start Exercise material

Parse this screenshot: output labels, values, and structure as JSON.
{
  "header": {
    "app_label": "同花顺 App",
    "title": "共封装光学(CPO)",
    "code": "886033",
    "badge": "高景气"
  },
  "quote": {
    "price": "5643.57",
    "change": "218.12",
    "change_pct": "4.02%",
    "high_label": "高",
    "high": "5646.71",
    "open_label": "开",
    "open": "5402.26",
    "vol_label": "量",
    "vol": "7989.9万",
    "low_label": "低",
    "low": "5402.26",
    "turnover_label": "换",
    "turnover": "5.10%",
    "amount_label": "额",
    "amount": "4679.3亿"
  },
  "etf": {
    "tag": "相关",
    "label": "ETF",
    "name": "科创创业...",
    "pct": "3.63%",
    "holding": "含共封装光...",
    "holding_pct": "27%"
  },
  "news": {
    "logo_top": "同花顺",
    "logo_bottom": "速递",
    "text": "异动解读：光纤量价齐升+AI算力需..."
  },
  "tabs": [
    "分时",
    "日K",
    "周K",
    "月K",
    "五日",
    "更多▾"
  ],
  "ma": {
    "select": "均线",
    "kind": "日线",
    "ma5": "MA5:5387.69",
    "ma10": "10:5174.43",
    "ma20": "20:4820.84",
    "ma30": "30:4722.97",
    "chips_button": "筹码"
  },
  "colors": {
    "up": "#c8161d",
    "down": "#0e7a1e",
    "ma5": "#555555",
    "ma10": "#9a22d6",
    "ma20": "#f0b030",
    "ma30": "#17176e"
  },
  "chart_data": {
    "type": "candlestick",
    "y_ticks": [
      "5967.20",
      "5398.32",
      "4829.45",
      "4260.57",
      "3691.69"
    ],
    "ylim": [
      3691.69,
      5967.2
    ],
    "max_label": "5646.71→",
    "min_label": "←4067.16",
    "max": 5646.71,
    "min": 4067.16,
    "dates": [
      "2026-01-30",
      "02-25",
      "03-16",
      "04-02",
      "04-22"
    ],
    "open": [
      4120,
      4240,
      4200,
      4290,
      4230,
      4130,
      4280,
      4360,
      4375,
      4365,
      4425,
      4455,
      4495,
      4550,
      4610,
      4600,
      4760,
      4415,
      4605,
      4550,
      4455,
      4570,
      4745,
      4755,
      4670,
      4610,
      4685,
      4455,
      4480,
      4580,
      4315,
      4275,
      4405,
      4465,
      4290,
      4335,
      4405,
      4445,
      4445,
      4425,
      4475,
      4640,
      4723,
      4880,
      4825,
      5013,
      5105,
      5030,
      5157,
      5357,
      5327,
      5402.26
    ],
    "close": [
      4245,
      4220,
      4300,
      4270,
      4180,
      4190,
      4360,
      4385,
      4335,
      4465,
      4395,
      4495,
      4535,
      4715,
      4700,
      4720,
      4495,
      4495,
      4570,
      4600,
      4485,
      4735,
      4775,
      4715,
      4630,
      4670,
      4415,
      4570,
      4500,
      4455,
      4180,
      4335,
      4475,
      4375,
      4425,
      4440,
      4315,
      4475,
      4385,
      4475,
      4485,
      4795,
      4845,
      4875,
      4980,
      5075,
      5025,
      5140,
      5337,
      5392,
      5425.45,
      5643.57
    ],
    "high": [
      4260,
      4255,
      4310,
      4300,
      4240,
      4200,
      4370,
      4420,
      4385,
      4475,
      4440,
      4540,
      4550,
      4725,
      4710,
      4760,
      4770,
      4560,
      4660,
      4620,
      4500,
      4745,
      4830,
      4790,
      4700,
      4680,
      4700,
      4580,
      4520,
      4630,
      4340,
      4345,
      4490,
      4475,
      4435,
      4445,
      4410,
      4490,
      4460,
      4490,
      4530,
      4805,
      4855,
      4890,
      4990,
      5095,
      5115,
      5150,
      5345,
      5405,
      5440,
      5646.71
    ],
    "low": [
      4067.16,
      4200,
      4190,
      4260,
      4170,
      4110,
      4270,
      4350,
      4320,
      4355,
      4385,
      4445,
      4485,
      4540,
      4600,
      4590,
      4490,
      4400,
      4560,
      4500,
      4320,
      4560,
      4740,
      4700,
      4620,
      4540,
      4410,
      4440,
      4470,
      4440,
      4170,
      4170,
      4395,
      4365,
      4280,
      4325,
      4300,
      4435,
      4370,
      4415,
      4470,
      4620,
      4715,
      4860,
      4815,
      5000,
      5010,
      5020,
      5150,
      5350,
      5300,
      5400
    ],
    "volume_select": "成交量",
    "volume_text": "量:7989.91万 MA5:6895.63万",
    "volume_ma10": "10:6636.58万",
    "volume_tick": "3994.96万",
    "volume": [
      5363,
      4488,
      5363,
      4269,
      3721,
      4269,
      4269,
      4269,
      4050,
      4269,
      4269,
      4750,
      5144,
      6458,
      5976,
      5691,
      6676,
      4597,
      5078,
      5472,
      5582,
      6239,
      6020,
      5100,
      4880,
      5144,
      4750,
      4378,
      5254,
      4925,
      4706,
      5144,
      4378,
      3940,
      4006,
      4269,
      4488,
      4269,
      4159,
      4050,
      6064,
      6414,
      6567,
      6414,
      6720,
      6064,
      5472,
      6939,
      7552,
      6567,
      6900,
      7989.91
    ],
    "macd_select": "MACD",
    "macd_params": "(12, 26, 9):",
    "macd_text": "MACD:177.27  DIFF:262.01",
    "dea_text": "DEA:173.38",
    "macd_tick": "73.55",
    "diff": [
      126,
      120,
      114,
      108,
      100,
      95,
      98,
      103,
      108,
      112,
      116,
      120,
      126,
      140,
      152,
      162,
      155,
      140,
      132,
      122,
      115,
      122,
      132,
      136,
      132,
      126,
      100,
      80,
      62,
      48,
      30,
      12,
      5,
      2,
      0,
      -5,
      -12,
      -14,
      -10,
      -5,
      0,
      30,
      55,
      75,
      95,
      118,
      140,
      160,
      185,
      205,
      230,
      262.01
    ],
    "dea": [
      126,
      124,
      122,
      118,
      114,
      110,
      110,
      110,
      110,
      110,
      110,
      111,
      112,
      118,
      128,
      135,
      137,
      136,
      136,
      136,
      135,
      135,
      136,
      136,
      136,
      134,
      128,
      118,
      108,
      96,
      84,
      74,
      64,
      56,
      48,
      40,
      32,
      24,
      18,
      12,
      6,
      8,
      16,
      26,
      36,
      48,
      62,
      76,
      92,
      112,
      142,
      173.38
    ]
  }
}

end Exercise material

Given request :: Set every line of the listing down word for word.

Output ::
Parse this screenshot: output labels, values, and structure as JSON.
{
  "header": {
    "app_label": "同花顺 App",
    "title": "共封装光学(CPO)",
    "code": "886033",
    "badge": "高景气"
  },
  "quote": {
    "price": "5643.57",
    "change": "218.12",
    "change_pct": "4.02%",
    "high_label": "高",
    "high": "5646.71",
    "open_label": "开",
    "open": "5402.26",
    "vol_label": "量",
    "vol": "7989.9万",
    "low_label": "低",
    "low": "5402.26",
    "turnover_label": "换",
    "turnover": "5.10%",
    "amount_label": "额",
    "amount": "4679.3亿"
  },
  "etf": {
    "tag": "相关",
    "label": "ETF",
    "name": "科创创业...",
    "pct": "3.63%",
    "holding": "含共封装光...",
    "holding_pct": "27%"
  },
  "news": {
    "logo_top": "同花顺",
    "logo_bottom": "速递",
    "text": "异动解读：光纤量价齐升+AI算力需..."
  },
  "tabs": [
    "分时",
    "日K",
    "周K",
    "月K",
    "五日",
    "更多▾"
  ],
  "ma": {
    "select": "均线",
    "kind": "日线",
    "ma5": "MA5:5387.69",
    "ma10": "10:5174.43",
    "ma20": "20:4820.84",
    "ma30": "30:4722.97",
    "chips_button": "筹码"
  },
  "colors": {
    "up": "#c8161d",
    "down": "#0e7a1e",
    "ma5": "#555555",
    "ma10": "#9a22d6",
    "ma20": "#f0b030",
    "ma30": "#17176e"
  },
  "chart_data": {
    "type": "candlestick",
    "y_ticks": [
      "5967.20",
      "5398.32",
      "4829.45",
      "4260.57",
      "3691.69"
    ],
    "ylim": [
      3691.69,
      5967.2
    ],
    "max_label": "5646.71→",
    "min_label": "←4067.16",
    "max": 5646.71,
    "min": 4067.16,
    "dates": [
      "2026-01-30",
      "02-25",
      "03-16",
      "04-02",
      "04-22"
    ],
    "open": [
      4120,
      4240,
      4200,
      4290,
      4230,
      4130,
      4280,
      4360,
      4375,
      4365,
      4425,
      4455,
      4495,
      4550,
      4610,
      4600,
      4760,
      4415,
      4605,
      4550,
      4455,
      4570,
      4745,
      4755,
      4670,
      4610,
      4685,
      4455,
      4480,
      4580,
      4315,
      4275,
      4405,
      4465,
      4290,
      4335,
      4405,
      4445,
      4445,
      4425,
      4475,
      4640,
      4723,
      4880,
      4825,
      5013,
      5105,
      5030,
      5157,
      5357,
      5327,
      5402.26
    ],
    "close": [
      4245,
      4220,
      4300,
      4270,
      4180,
      4190,
      4360,
      4385,
      4335,
      4465,
      4395,
      4495,
      4535,
      4715,
      4700,
      4720,
      4495,
      4495,
      4570,
      4600,
      4485,
      4735,
      4775,
      4715,
      4630,
      4670,
      4415,
      4570,
      4500,
      4455,
      4180,
      4335,
      4475,
      4375,
      4425,
      4440,
      4315,
      4475,
      4385,
      4475,
      4485,
      4795,
      4845,
      4875,
      4980,
      5075,
      5025,
      5140,
      5337,
      5392,
      5425.45,
      5643.57
    ],
    "high": [
      4260,
      4255,
      4310,
      4300,
      4240,
      4200,
      4370,
      4420,
      4385,
      4475,
      4440,
      4540,
      4550,
      4725,
      4710,
      4760,
      4770,
      4560,
      4660,
      4620,
      4500,
      4745,
      4830,
      4790,
      4700,
      4680,
      4700,
      4580,
      4520,
      4630,
      4340,
      4345,
      4490,
      4475,
      4435,
      4445,
      4410,
      4490,
      4460,
      4490,
      4530,
      4805,
      4855,
      4890,
      4990,
      5095,
      5115,
      5150,
      5345,
      5405,
      5440,
      5646.71
    ],
    "low": [
      4067.16,
      4200,
      4190,
      4260,
      4170,
      4110,
      4270,
      4350,
      4320,
      4355,
      4385,
      4445,
      4485,
      4540,
      4600,
      4590,
      4490,
      4400,
      4560,
      4500,
      4320,
      4560,
      4740,
      4700,
      4620,
      4540,
      4410,
      4440,
      4470,
      4440,
      4170,
      4170,
      4395,
      4365,
      4280,
      4325,
      4300,
      4435,
      4370,
      4415,
      4470,
      4620,
      4715,
      4860,
      4815,
      5000,
      5010,
      5020,
      5150,
      5350,
      5300,
      5400
    ],
    "volume_select": "成交量",
    "volume_text": "量:7989.91万 MA5:6895.63万",
    "volume_ma10": "10:6636.58万",
    "volume_tick": "3994.96万",
    "volume": [
      5363,
      4488,
      5363,
      4269,
      3721,
      4269,
      4269,
      4269,
      4050,
      4269,
      4269,
      4750,
      5144,
      6458,
      5976,
      5691,
      6676,
      4597,
      5078,
      5472,
      5582,
      6239,
      6020,
      5100,
      4880,
      5144,
      4750,
      4378,
      5254,
      4925,
      4706,
      5144,
      4378,
      3940,
      4006,
      4269,
      4488,
      4269,
      4159,
      4050,
      6064,
      6414,
      6567,
      6414,
      6720,
      6064,
      5472,
      6939,
      7552,
      6567,
      6900,
      7989.91
    ],
    "macd_select": "MACD",
    "macd_params": "(12, 26, 9):",
    "macd_text": "MACD:177.27  DIFF:262.01",
    "dea_text": "DEA:173.38",
    "macd_tick": "73.55",
    "diff": [
      126,
      120,
      114,
      108,
      100,
      95,
      98,
      103,
      108,
      112,
      116,
      120,
      126,
      140,
      152,
      162,
      155,
      140,
      132,
      122,
      115,
      122,
      132,
      136,
      132,
      126,
      100,
      80,
      62,
      48,
      30,
      12,
      5,
      2,
      0,
      -5,
      -12,
      -14,
      -10,
      -5,
      0,
      30,
      55,
      75,
      95,
      118,
      140,
      160,
      185,
      205,
      230,
      262.01
    ],
    "dea": [
      126,
      124,
      122,
      118,
      114,
      110,
      110,
      110,
      110,
      110,
      110,
      111,
      112,
      118,
      128,
      135,
      137,
      136,
      136,
      136,
      135,
      135,
      136,
      136,
      136,
      134,
      128,
      118,
      108,
      96,
      84,
      74,
      64,
      56,
      48,
      40,
      32,
      24,
      18,
      12,
      6,
      8,
      16,
      26,
      36,
      48,
      62,
      76,
      92,
      112,
      142,
      173.38
    ]
  }
}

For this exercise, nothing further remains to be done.